[Records]
•••
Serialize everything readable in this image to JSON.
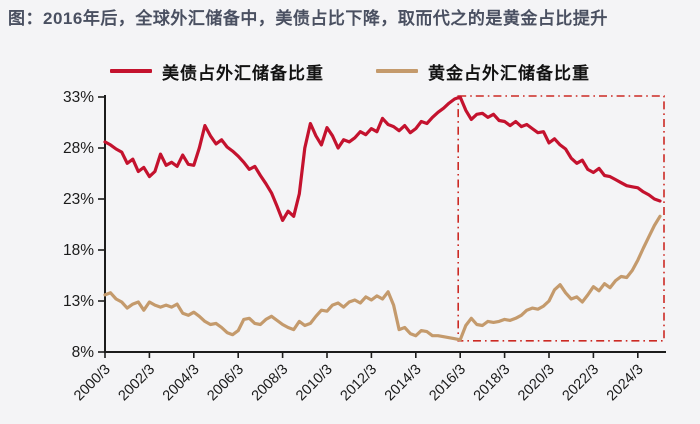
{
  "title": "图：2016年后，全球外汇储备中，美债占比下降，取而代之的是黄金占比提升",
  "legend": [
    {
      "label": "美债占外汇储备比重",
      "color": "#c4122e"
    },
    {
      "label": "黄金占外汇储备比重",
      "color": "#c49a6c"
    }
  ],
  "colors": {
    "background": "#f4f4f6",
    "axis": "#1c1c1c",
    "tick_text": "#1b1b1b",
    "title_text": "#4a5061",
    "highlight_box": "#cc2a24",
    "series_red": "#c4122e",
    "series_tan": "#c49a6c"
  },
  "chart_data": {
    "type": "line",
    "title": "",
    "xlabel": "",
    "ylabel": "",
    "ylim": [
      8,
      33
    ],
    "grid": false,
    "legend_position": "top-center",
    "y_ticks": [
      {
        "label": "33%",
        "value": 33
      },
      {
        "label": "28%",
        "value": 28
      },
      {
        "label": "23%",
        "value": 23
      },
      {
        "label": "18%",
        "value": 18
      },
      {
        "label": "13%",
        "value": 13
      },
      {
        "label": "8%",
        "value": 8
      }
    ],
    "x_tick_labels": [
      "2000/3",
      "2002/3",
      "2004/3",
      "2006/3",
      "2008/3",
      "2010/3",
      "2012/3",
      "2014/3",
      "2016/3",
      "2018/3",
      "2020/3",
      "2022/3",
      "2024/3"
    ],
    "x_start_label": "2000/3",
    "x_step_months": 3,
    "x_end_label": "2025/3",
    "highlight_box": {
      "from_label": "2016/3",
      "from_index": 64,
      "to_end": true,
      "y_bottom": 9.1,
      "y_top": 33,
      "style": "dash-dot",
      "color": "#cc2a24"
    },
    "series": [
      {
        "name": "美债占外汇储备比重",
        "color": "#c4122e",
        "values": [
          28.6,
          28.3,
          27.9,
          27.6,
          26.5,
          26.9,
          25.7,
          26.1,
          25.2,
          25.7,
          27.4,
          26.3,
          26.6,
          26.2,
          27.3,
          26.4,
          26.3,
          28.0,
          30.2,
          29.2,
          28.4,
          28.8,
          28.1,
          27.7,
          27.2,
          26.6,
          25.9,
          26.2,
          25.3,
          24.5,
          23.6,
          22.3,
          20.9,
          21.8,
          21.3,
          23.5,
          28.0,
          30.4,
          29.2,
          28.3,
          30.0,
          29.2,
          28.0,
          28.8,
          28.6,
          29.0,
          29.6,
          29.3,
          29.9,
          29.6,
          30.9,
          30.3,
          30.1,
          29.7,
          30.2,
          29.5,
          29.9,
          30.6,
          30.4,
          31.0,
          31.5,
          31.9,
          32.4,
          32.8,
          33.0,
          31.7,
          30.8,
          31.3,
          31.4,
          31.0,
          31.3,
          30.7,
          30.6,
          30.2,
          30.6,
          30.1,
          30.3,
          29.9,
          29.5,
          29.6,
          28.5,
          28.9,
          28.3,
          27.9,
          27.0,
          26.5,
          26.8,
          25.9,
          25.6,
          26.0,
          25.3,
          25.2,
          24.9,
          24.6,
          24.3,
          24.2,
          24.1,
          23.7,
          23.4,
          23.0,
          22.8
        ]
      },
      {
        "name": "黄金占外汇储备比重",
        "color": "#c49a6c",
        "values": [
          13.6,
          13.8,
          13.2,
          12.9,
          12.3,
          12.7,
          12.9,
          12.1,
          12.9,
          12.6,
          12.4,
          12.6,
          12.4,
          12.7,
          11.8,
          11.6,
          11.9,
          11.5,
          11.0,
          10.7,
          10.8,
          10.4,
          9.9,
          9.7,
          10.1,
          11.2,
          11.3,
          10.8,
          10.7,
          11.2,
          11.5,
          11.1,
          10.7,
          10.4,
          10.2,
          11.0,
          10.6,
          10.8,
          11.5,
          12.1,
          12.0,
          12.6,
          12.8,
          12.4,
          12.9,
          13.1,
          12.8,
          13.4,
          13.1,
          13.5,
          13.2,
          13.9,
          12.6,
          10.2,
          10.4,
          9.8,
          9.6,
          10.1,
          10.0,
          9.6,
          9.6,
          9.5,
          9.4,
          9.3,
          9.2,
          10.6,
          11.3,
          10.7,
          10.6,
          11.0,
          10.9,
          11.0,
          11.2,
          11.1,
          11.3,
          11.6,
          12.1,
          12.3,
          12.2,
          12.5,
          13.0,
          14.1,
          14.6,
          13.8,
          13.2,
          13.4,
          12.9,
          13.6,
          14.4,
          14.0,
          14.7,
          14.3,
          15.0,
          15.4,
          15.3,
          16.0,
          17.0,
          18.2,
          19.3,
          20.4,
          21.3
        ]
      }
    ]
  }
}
•••
▶ [Challenge] Without the pictures, retype the whole of the material above exactly.

▶ [Task solution]
Serialize everything readable in this image to JSON.
{
  "title": "图：2016年后，全球外汇储备中，美债占比下降，取而代之的是黄金占比提升",
  "legend": [
    {
      "label": "美债占外汇储备比重",
      "color": "#c4122e"
    },
    {
      "label": "黄金占外汇储备比重",
      "color": "#c49a6c"
    }
  ],
  "colors": {
    "background": "#f4f4f6",
    "axis": "#1c1c1c",
    "tick_text": "#1b1b1b",
    "title_text": "#4a5061",
    "highlight_box": "#cc2a24",
    "series_red": "#c4122e",
    "series_tan": "#c49a6c"
  },
  "chart_data": {
    "type": "line",
    "title": "",
    "xlabel": "",
    "ylabel": "",
    "ylim": [
      8,
      33
    ],
    "grid": false,
    "legend_position": "top-center",
    "y_ticks": [
      {
        "label": "33%",
        "value": 33
      },
      {
        "label": "28%",
        "value": 28
      },
      {
        "label": "23%",
        "value": 23
      },
      {
        "label": "18%",
        "value": 18
      },
      {
        "label": "13%",
        "value": 13
      },
      {
        "label": "8%",
        "value": 8
      }
    ],
    "x_tick_labels": [
      "2000/3",
      "2002/3",
      "2004/3",
      "2006/3",
      "2008/3",
      "2010/3",
      "2012/3",
      "2014/3",
      "2016/3",
      "2018/3",
      "2020/3",
      "2022/3",
      "2024/3"
    ],
    "x_start_label": "2000/3",
    "x_step_months": 3,
    "x_end_label": "2025/3",
    "highlight_box": {
      "from_label": "2016/3",
      "from_index": 64,
      "to_end": true,
      "y_bottom": 9.1,
      "y_top": 33,
      "style": "dash-dot",
      "color": "#cc2a24"
    },
    "series": [
      {
        "name": "美债占外汇储备比重",
        "color": "#c4122e",
        "values": [
          28.6,
          28.3,
          27.9,
          27.6,
          26.5,
          26.9,
          25.7,
          26.1,
          25.2,
          25.7,
          27.4,
          26.3,
          26.6,
          26.2,
          27.3,
          26.4,
          26.3,
          28.0,
          30.2,
          29.2,
          28.4,
          28.8,
          28.1,
          27.7,
          27.2,
          26.6,
          25.9,
          26.2,
          25.3,
          24.5,
          23.6,
          22.3,
          20.9,
          21.8,
          21.3,
          23.5,
          28.0,
          30.4,
          29.2,
          28.3,
          30.0,
          29.2,
          28.0,
          28.8,
          28.6,
          29.0,
          29.6,
          29.3,
          29.9,
          29.6,
          30.9,
          30.3,
          30.1,
          29.7,
          30.2,
          29.5,
          29.9,
          30.6,
          30.4,
          31.0,
          31.5,
          31.9,
          32.4,
          32.8,
          33.0,
          31.7,
          30.8,
          31.3,
          31.4,
          31.0,
          31.3,
          30.7,
          30.6,
          30.2,
          30.6,
          30.1,
          30.3,
          29.9,
          29.5,
          29.6,
          28.5,
          28.9,
          28.3,
          27.9,
          27.0,
          26.5,
          26.8,
          25.9,
          25.6,
          26.0,
          25.3,
          25.2,
          24.9,
          24.6,
          24.3,
          24.2,
          24.1,
          23.7,
          23.4,
          23.0,
          22.8
        ]
      },
      {
        "name": "黄金占外汇储备比重",
        "color": "#c49a6c",
        "values": [
          13.6,
          13.8,
          13.2,
          12.9,
          12.3,
          12.7,
          12.9,
          12.1,
          12.9,
          12.6,
          12.4,
          12.6,
          12.4,
          12.7,
          11.8,
          11.6,
          11.9,
          11.5,
          11.0,
          10.7,
          10.8,
          10.4,
          9.9,
          9.7,
          10.1,
          11.2,
          11.3,
          10.8,
          10.7,
          11.2,
          11.5,
          11.1,
          10.7,
          10.4,
          10.2,
          11.0,
          10.6,
          10.8,
          11.5,
          12.1,
          12.0,
          12.6,
          12.8,
          12.4,
          12.9,
          13.1,
          12.8,
          13.4,
          13.1,
          13.5,
          13.2,
          13.9,
          12.6,
          10.2,
          10.4,
          9.8,
          9.6,
          10.1,
          10.0,
          9.6,
          9.6,
          9.5,
          9.4,
          9.3,
          9.2,
          10.6,
          11.3,
          10.7,
          10.6,
          11.0,
          10.9,
          11.0,
          11.2,
          11.1,
          11.3,
          11.6,
          12.1,
          12.3,
          12.2,
          12.5,
          13.0,
          14.1,
          14.6,
          13.8,
          13.2,
          13.4,
          12.9,
          13.6,
          14.4,
          14.0,
          14.7,
          14.3,
          15.0,
          15.4,
          15.3,
          16.0,
          17.0,
          18.2,
          19.3,
          20.4,
          21.3
        ]
      }
    ]
  }
}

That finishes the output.